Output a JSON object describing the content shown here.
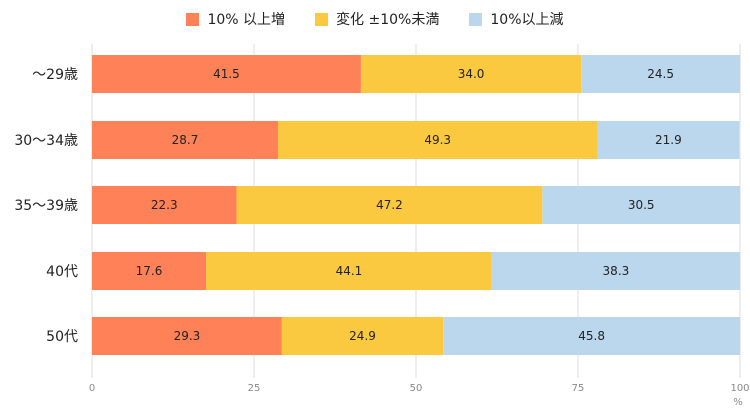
{
  "chart_data": {
    "type": "bar",
    "orientation": "horizontal",
    "stacked": true,
    "categories": [
      "〜29歳",
      "30〜34歳",
      "35〜39歳",
      "40代",
      "50代"
    ],
    "series": [
      {
        "name": "10% 以上増",
        "color": "#ff8157",
        "values": [
          41.5,
          28.7,
          22.3,
          17.6,
          29.3
        ]
      },
      {
        "name": "変化 ±10%未満",
        "color": "#fbc93f",
        "values": [
          34.0,
          49.3,
          47.2,
          44.1,
          24.9
        ]
      },
      {
        "name": "10%以上減",
        "color": "#bad7ed",
        "values": [
          24.5,
          21.9,
          30.5,
          38.3,
          45.8
        ]
      }
    ],
    "xlim": [
      0,
      100
    ],
    "xticks": [
      "0",
      "25",
      "50",
      "75",
      "100"
    ],
    "xunit": "%",
    "grid": true,
    "legend": "top-center",
    "data_labels": true
  }
}
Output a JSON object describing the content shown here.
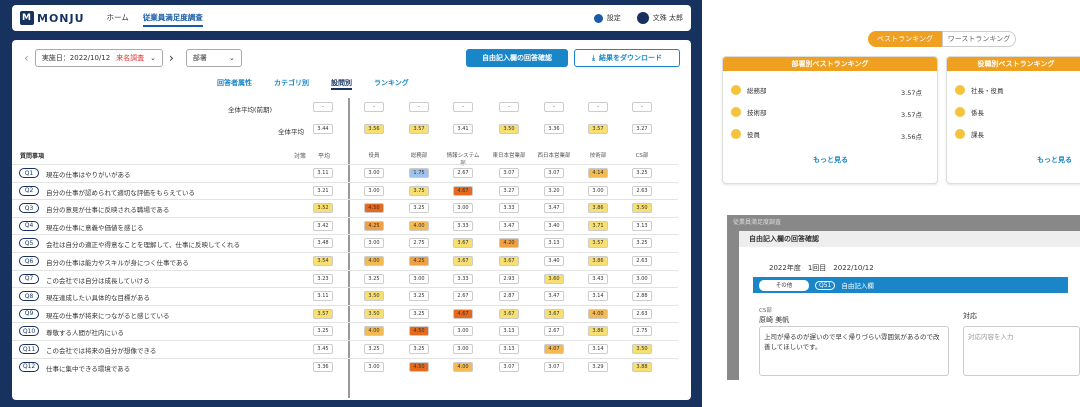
{
  "app": {
    "logo": "MONJU",
    "nav": [
      "ホーム",
      "従業員満足度調査"
    ],
    "settings": "設定",
    "user": "文殊 太郎"
  },
  "controls": {
    "date_label": "実施日：2022/10/12",
    "unnamed": "来名調査",
    "dept": "部署",
    "answer_btn": "自由記入欄の回答確認",
    "download_btn": "結果をダウンロード"
  },
  "tabs": [
    "回答者属性",
    "カテゴリ別",
    "設問別",
    "ランキング"
  ],
  "summary": {
    "overall_prev_label": "全体平均(前期)",
    "overall_label": "全体平均",
    "overall_prev": "-",
    "overall": "3.44"
  },
  "columns": {
    "question": "質問事項",
    "taisaku": "対策",
    "avg": "平均",
    "depts": [
      "役員",
      "総務部",
      "情報システム部",
      "東日本営業部",
      "西日本営業部",
      "技術部",
      "CS部"
    ]
  },
  "dept_prev": [
    "-",
    "-",
    "-",
    "-",
    "-",
    "-",
    "-"
  ],
  "dept_overall": [
    "3.56",
    "3.57",
    "3.41",
    "3.50",
    "3.36",
    "3.57",
    "3.27"
  ],
  "questions": [
    {
      "id": "Q1",
      "text": "現在の仕事はやりがいがある",
      "avg": "3.11",
      "vals": [
        "3.00",
        "1.75",
        "2.67",
        "3.07",
        "3.07",
        "4.14",
        "3.25"
      ]
    },
    {
      "id": "Q2",
      "text": "自分の仕事が認められて適切な評価をもらえている",
      "avg": "3.21",
      "vals": [
        "3.00",
        "3.75",
        "4.67",
        "3.27",
        "3.20",
        "3.00",
        "2.63"
      ]
    },
    {
      "id": "Q3",
      "text": "自分の意見が仕事に反映される職場である",
      "avg": "3.52",
      "vals": [
        "4.50",
        "3.25",
        "3.00",
        "3.33",
        "3.47",
        "3.86",
        "3.50"
      ]
    },
    {
      "id": "Q4",
      "text": "現在の仕事に意義や価値を感じる",
      "avg": "3.42",
      "vals": [
        "4.25",
        "4.00",
        "3.33",
        "3.47",
        "3.40",
        "3.71",
        "3.13"
      ]
    },
    {
      "id": "Q5",
      "text": "会社は自分の適正や得意なことを理解して、仕事に反映してくれる",
      "avg": "3.48",
      "vals": [
        "3.00",
        "2.75",
        "3.67",
        "4.20",
        "3.13",
        "3.57",
        "3.25"
      ]
    },
    {
      "id": "Q6",
      "text": "自分の仕事は能力やスキルが身につく仕事である",
      "avg": "3.54",
      "vals": [
        "4.00",
        "4.25",
        "3.67",
        "3.67",
        "3.40",
        "3.86",
        "2.63"
      ]
    },
    {
      "id": "Q7",
      "text": "この会社では自分は成長していける",
      "avg": "3.23",
      "vals": [
        "3.25",
        "3.00",
        "3.33",
        "2.93",
        "3.60",
        "3.43",
        "3.00"
      ]
    },
    {
      "id": "Q8",
      "text": "現在達成したい具体的な目標がある",
      "avg": "3.11",
      "vals": [
        "3.50",
        "3.25",
        "2.67",
        "2.87",
        "3.47",
        "3.14",
        "2.88"
      ]
    },
    {
      "id": "Q9",
      "text": "現在の仕事が将来につながると感じている",
      "avg": "3.57",
      "vals": [
        "3.50",
        "3.25",
        "4.67",
        "3.67",
        "3.67",
        "4.00",
        "2.63"
      ]
    },
    {
      "id": "Q10",
      "text": "尊敬する人間が社内にいる",
      "avg": "3.25",
      "vals": [
        "4.00",
        "4.50",
        "3.00",
        "3.13",
        "2.67",
        "3.86",
        "2.75"
      ]
    },
    {
      "id": "Q11",
      "text": "この会社では将来の自分が想像できる",
      "avg": "3.45",
      "vals": [
        "3.25",
        "3.25",
        "3.00",
        "3.13",
        "4.07",
        "3.14",
        "3.50"
      ]
    },
    {
      "id": "Q12",
      "text": "仕事に集中できる環境である",
      "avg": "3.36",
      "vals": [
        "3.00",
        "4.50",
        "4.00",
        "3.07",
        "3.07",
        "3.29",
        "3.88"
      ]
    }
  ],
  "ranking": {
    "tab_best": "ベストランキング",
    "tab_worst": "ワーストランキング",
    "dept_title": "部署別ベストランキング",
    "dept_rows": [
      {
        "name": "総務部",
        "val": "3.57点"
      },
      {
        "name": "技術部",
        "val": "3.57点"
      },
      {
        "name": "役員",
        "val": "3.56点"
      }
    ],
    "role_title": "役職別ベストランキング",
    "role_rows": [
      {
        "name": "社長・役員"
      },
      {
        "name": "係長"
      },
      {
        "name": "課長"
      }
    ],
    "more": "もっと見る"
  },
  "modal": {
    "crumb": "従業員満足度調査",
    "title": "自由記入欄の回答確認",
    "year": "2022年度",
    "round": "1回目",
    "date": "2022/10/12",
    "pill": "その他",
    "q": "Q51",
    "q_label": "自由記入欄",
    "dept": "CS部",
    "name": "原崎 美帆",
    "comment": "上司が帰るのが遅いので早く帰りづらい雰囲気があるので改善してほしいです。",
    "resp_label": "対応",
    "resp_placeholder": "対応内容を入力"
  },
  "colors": {
    "navy": "#17325f",
    "blue": "#1a86c8",
    "orange": "#f0a020"
  }
}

------------------------------------------------------------------------

• OBJECTIVE:
A faithful copy of the records above is needed, with the pictures left out.

• WRITTEN ANSWER:
Output a JSON object describing the content shown here.
{
  "chart_data": {
    "type": "bar",
    "orientation": "horizontal",
    "stacked": true,
    "categories": [
      "〜29歳",
      "30〜34歳",
      "35〜39歳",
      "40代",
      "50代"
    ],
    "series": [
      {
        "name": "10% 以上増",
        "color": "#ff8157",
        "values": [
          41.5,
          28.7,
          22.3,
          17.6,
          29.3
        ]
      },
      {
        "name": "変化 ±10%未満",
        "color": "#fbc93f",
        "values": [
          34.0,
          49.3,
          47.2,
          44.1,
          24.9
        ]
      },
      {
        "name": "10%以上減",
        "color": "#bad7ed",
        "values": [
          24.5,
          21.9,
          30.5,
          38.3,
          45.8
        ]
      }
    ],
    "xlim": [
      0,
      100
    ],
    "xticks": [
      "0",
      "25",
      "50",
      "75",
      "100"
    ],
    "xunit": "%",
    "grid": true,
    "legend": "top-center",
    "data_labels": true
  }
}
Output a JSON object describing the content shown here.
{
  "app": {
    "logo": "MONJU",
    "nav": [
      "ホーム",
      "従業員満足度調査"
    ],
    "settings": "設定",
    "user": "文殊 太郎"
  },
  "controls": {
    "date_label": "実施日：2022/10/12",
    "unnamed": "来名調査",
    "dept": "部署",
    "answer_btn": "自由記入欄の回答確認",
    "download_btn": "結果をダウンロード"
  },
  "tabs": [
    "回答者属性",
    "カテゴリ別",
    "設問別",
    "ランキング"
  ],
  "summary": {
    "overall_prev_label": "全体平均(前期)",
    "overall_label": "全体平均",
    "overall_prev": "-",
    "overall": "3.44"
  },
  "columns": {
    "question": "質問事項",
    "taisaku": "対策",
    "avg": "平均",
    "depts": [
      "役員",
      "総務部",
      "情報システム部",
      "東日本営業部",
      "西日本営業部",
      "技術部",
      "CS部"
    ]
  },
  "dept_prev": [
    "-",
    "-",
    "-",
    "-",
    "-",
    "-",
    "-"
  ],
  "dept_overall": [
    "3.56",
    "3.57",
    "3.41",
    "3.50",
    "3.36",
    "3.57",
    "3.27"
  ],
  "questions": [
    {
      "id": "Q1",
      "text": "現在の仕事はやりがいがある",
      "avg": "3.11",
      "vals": [
        "3.00",
        "1.75",
        "2.67",
        "3.07",
        "3.07",
        "4.14",
        "3.25"
      ]
    },
    {
      "id": "Q2",
      "text": "自分の仕事が認められて適切な評価をもらえている",
      "avg": "3.21",
      "vals": [
        "3.00",
        "3.75",
        "4.67",
        "3.27",
        "3.20",
        "3.00",
        "2.63"
      ]
    },
    {
      "id": "Q3",
      "text": "自分の意見が仕事に反映される職場である",
      "avg": "3.52",
      "vals": [
        "4.50",
        "3.25",
        "3.00",
        "3.33",
        "3.47",
        "3.86",
        "3.50"
      ]
    },
    {
      "id": "Q4",
      "text": "現在の仕事に意義や価値を感じる",
      "avg": "3.42",
      "vals": [
        "4.25",
        "4.00",
        "3.33",
        "3.47",
        "3.40",
        "3.71",
        "3.13"
      ]
    },
    {
      "id": "Q5",
      "text": "会社は自分の適正や得意なことを理解して、仕事に反映してくれる",
      "avg": "3.48",
      "vals": [
        "3.00",
        "2.75",
        "3.67",
        "4.20",
        "3.13",
        "3.57",
        "3.25"
      ]
    },
    {
      "id": "Q6",
      "text": "自分の仕事は能力やスキルが身につく仕事である",
      "avg": "3.54",
      "vals": [
        "4.00",
        "4.25",
        "3.67",
        "3.67",
        "3.40",
        "3.86",
        "2.63"
      ]
    },
    {
      "id": "Q7",
      "text": "この会社では自分は成長していける",
      "avg": "3.23",
      "vals": [
        "3.25",
        "3.00",
        "3.33",
        "2.93",
        "3.60",
        "3.43",
        "3.00"
      ]
    },
    {
      "id": "Q8",
      "text": "現在達成したい具体的な目標がある",
      "avg": "3.11",
      "vals": [
        "3.50",
        "3.25",
        "2.67",
        "2.87",
        "3.47",
        "3.14",
        "2.88"
      ]
    },
    {
      "id": "Q9",
      "text": "現在の仕事が将来につながると感じている",
      "avg": "3.57",
      "vals": [
        "3.50",
        "3.25",
        "4.67",
        "3.67",
        "3.67",
        "4.00",
        "2.63"
      ]
    },
    {
      "id": "Q10",
      "text": "尊敬する人間が社内にいる",
      "avg": "3.25",
      "vals": [
        "4.00",
        "4.50",
        "3.00",
        "3.13",
        "2.67",
        "3.86",
        "2.75"
      ]
    },
    {
      "id": "Q11",
      "text": "この会社では将来の自分が想像できる",
      "avg": "3.45",
      "vals": [
        "3.25",
        "3.25",
        "3.00",
        "3.13",
        "4.07",
        "3.14",
        "3.50"
      ]
    },
    {
      "id": "Q12",
      "text": "仕事に集中できる環境である",
      "avg": "3.36",
      "vals": [
        "3.00",
        "4.50",
        "4.00",
        "3.07",
        "3.07",
        "3.29",
        "3.88"
      ]
    }
  ],
  "ranking": {
    "tab_best": "ベストランキング",
    "tab_worst": "ワーストランキング",
    "dept_title": "部署別ベストランキング",
    "dept_rows": [
      {
        "name": "総務部",
        "val": "3.57点"
      },
      {
        "name": "技術部",
        "val": "3.57点"
      },
      {
        "name": "役員",
        "val": "3.56点"
      }
    ],
    "role_title": "役職別ベストランキング",
    "role_rows": [
      {
        "name": "社長・役員"
      },
      {
        "name": "係長"
      },
      {
        "name": "課長"
      }
    ],
    "more": "もっと見る"
  },
  "modal": {
    "crumb": "従業員満足度調査",
    "title": "自由記入欄の回答確認",
    "year": "2022年度",
    "round": "1回目",
    "date": "2022/10/12",
    "pill": "その他",
    "q": "Q51",
    "q_label": "自由記入欄",
    "dept": "CS部",
    "name": "原崎 美帆",
    "comment": "上司が帰るのが遅いので早く帰りづらい雰囲気があるので改善してほしいです。",
    "resp_label": "対応",
    "resp_placeholder": "対応内容を入力"
  },
  "colors": {
    "navy": "#17325f",
    "blue": "#1a86c8",
    "orange": "#f0a020"
  }
}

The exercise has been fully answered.